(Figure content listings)
________
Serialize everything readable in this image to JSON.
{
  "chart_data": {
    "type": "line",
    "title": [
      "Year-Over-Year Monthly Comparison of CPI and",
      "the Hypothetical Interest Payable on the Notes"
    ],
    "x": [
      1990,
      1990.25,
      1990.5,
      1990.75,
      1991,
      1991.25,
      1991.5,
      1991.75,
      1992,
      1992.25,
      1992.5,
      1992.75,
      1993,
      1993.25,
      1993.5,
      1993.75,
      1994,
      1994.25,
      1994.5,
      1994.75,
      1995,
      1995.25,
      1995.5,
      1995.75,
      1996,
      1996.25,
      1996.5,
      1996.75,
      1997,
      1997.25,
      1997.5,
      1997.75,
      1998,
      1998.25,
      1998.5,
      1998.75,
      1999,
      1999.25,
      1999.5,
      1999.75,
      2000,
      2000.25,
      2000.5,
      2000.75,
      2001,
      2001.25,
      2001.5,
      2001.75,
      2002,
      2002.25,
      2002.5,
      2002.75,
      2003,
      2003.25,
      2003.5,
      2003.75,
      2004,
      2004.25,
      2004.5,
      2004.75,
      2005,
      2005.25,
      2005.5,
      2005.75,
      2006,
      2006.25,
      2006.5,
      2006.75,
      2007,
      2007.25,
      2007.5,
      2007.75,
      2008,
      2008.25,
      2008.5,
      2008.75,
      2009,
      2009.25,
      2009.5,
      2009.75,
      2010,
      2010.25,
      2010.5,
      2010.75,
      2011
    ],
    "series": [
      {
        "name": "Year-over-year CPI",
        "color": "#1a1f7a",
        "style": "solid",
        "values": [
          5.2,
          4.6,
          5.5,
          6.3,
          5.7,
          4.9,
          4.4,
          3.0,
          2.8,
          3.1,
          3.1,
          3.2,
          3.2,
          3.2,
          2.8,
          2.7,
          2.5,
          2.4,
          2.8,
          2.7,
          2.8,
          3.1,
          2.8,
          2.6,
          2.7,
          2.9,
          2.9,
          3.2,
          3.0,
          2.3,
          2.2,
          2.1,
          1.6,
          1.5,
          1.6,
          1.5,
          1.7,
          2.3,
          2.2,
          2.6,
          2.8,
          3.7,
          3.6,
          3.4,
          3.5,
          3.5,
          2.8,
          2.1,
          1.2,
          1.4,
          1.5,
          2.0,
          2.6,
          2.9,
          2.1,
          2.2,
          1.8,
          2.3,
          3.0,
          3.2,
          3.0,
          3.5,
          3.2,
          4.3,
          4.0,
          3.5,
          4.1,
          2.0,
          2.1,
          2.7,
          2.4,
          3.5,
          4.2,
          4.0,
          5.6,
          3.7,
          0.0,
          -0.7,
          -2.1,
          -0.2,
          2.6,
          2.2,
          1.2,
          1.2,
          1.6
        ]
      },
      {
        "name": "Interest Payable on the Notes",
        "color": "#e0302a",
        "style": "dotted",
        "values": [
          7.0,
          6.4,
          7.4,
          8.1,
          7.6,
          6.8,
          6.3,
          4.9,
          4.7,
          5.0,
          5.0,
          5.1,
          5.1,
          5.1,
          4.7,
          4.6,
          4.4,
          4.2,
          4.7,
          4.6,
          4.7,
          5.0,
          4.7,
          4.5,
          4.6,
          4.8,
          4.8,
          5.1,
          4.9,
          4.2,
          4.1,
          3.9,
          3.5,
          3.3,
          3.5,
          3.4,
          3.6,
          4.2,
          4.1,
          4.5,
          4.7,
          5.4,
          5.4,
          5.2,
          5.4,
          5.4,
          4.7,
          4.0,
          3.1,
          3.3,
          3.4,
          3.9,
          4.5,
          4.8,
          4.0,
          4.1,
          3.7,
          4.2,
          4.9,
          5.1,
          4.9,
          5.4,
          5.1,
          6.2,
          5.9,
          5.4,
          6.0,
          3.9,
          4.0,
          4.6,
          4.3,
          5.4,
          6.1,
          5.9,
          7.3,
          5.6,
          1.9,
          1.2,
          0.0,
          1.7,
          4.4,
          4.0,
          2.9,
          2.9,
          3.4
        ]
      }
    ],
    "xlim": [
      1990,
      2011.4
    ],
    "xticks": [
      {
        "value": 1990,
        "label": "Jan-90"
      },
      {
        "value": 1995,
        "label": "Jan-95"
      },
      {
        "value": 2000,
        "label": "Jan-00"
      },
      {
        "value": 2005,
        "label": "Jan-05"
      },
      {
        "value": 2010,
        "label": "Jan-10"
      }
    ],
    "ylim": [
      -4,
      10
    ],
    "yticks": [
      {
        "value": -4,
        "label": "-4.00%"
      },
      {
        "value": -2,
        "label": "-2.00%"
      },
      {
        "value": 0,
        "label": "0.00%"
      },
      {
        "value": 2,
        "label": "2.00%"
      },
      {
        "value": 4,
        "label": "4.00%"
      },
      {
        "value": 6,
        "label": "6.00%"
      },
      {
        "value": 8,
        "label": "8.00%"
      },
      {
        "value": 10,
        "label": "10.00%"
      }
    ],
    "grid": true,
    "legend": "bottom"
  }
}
________
> [WORK INSTRUCTIONS]
Every record shown above must be echoed exactly.

> [WRITTEN SOLUTION]
Serialize everything readable in this image to JSON.
{
  "chart_data": {
    "type": "line",
    "title": [
      "Year-Over-Year Monthly Comparison of CPI and",
      "the Hypothetical Interest Payable on the Notes"
    ],
    "x": [
      1990,
      1990.25,
      1990.5,
      1990.75,
      1991,
      1991.25,
      1991.5,
      1991.75,
      1992,
      1992.25,
      1992.5,
      1992.75,
      1993,
      1993.25,
      1993.5,
      1993.75,
      1994,
      1994.25,
      1994.5,
      1994.75,
      1995,
      1995.25,
      1995.5,
      1995.75,
      1996,
      1996.25,
      1996.5,
      1996.75,
      1997,
      1997.25,
      1997.5,
      1997.75,
      1998,
      1998.25,
      1998.5,
      1998.75,
      1999,
      1999.25,
      1999.5,
      1999.75,
      2000,
      2000.25,
      2000.5,
      2000.75,
      2001,
      2001.25,
      2001.5,
      2001.75,
      2002,
      2002.25,
      2002.5,
      2002.75,
      2003,
      2003.25,
      2003.5,
      2003.75,
      2004,
      2004.25,
      2004.5,
      2004.75,
      2005,
      2005.25,
      2005.5,
      2005.75,
      2006,
      2006.25,
      2006.5,
      2006.75,
      2007,
      2007.25,
      2007.5,
      2007.75,
      2008,
      2008.25,
      2008.5,
      2008.75,
      2009,
      2009.25,
      2009.5,
      2009.75,
      2010,
      2010.25,
      2010.5,
      2010.75,
      2011
    ],
    "series": [
      {
        "name": "Year-over-year CPI",
        "color": "#1a1f7a",
        "style": "solid",
        "values": [
          5.2,
          4.6,
          5.5,
          6.3,
          5.7,
          4.9,
          4.4,
          3.0,
          2.8,
          3.1,
          3.1,
          3.2,
          3.2,
          3.2,
          2.8,
          2.7,
          2.5,
          2.4,
          2.8,
          2.7,
          2.8,
          3.1,
          2.8,
          2.6,
          2.7,
          2.9,
          2.9,
          3.2,
          3.0,
          2.3,
          2.2,
          2.1,
          1.6,
          1.5,
          1.6,
          1.5,
          1.7,
          2.3,
          2.2,
          2.6,
          2.8,
          3.7,
          3.6,
          3.4,
          3.5,
          3.5,
          2.8,
          2.1,
          1.2,
          1.4,
          1.5,
          2.0,
          2.6,
          2.9,
          2.1,
          2.2,
          1.8,
          2.3,
          3.0,
          3.2,
          3.0,
          3.5,
          3.2,
          4.3,
          4.0,
          3.5,
          4.1,
          2.0,
          2.1,
          2.7,
          2.4,
          3.5,
          4.2,
          4.0,
          5.6,
          3.7,
          0.0,
          -0.7,
          -2.1,
          -0.2,
          2.6,
          2.2,
          1.2,
          1.2,
          1.6
        ]
      },
      {
        "name": "Interest Payable on the Notes",
        "color": "#e0302a",
        "style": "dotted",
        "values": [
          7.0,
          6.4,
          7.4,
          8.1,
          7.6,
          6.8,
          6.3,
          4.9,
          4.7,
          5.0,
          5.0,
          5.1,
          5.1,
          5.1,
          4.7,
          4.6,
          4.4,
          4.2,
          4.7,
          4.6,
          4.7,
          5.0,
          4.7,
          4.5,
          4.6,
          4.8,
          4.8,
          5.1,
          4.9,
          4.2,
          4.1,
          3.9,
          3.5,
          3.3,
          3.5,
          3.4,
          3.6,
          4.2,
          4.1,
          4.5,
          4.7,
          5.4,
          5.4,
          5.2,
          5.4,
          5.4,
          4.7,
          4.0,
          3.1,
          3.3,
          3.4,
          3.9,
          4.5,
          4.8,
          4.0,
          4.1,
          3.7,
          4.2,
          4.9,
          5.1,
          4.9,
          5.4,
          5.1,
          6.2,
          5.9,
          5.4,
          6.0,
          3.9,
          4.0,
          4.6,
          4.3,
          5.4,
          6.1,
          5.9,
          7.3,
          5.6,
          1.9,
          1.2,
          0.0,
          1.7,
          4.4,
          4.0,
          2.9,
          2.9,
          3.4
        ]
      }
    ],
    "xlim": [
      1990,
      2011.4
    ],
    "xticks": [
      {
        "value": 1990,
        "label": "Jan-90"
      },
      {
        "value": 1995,
        "label": "Jan-95"
      },
      {
        "value": 2000,
        "label": "Jan-00"
      },
      {
        "value": 2005,
        "label": "Jan-05"
      },
      {
        "value": 2010,
        "label": "Jan-10"
      }
    ],
    "ylim": [
      -4,
      10
    ],
    "yticks": [
      {
        "value": -4,
        "label": "-4.00%"
      },
      {
        "value": -2,
        "label": "-2.00%"
      },
      {
        "value": 0,
        "label": "0.00%"
      },
      {
        "value": 2,
        "label": "2.00%"
      },
      {
        "value": 4,
        "label": "4.00%"
      },
      {
        "value": 6,
        "label": "6.00%"
      },
      {
        "value": 8,
        "label": "8.00%"
      },
      {
        "value": 10,
        "label": "10.00%"
      }
    ],
    "grid": true,
    "legend": "bottom"
  }
}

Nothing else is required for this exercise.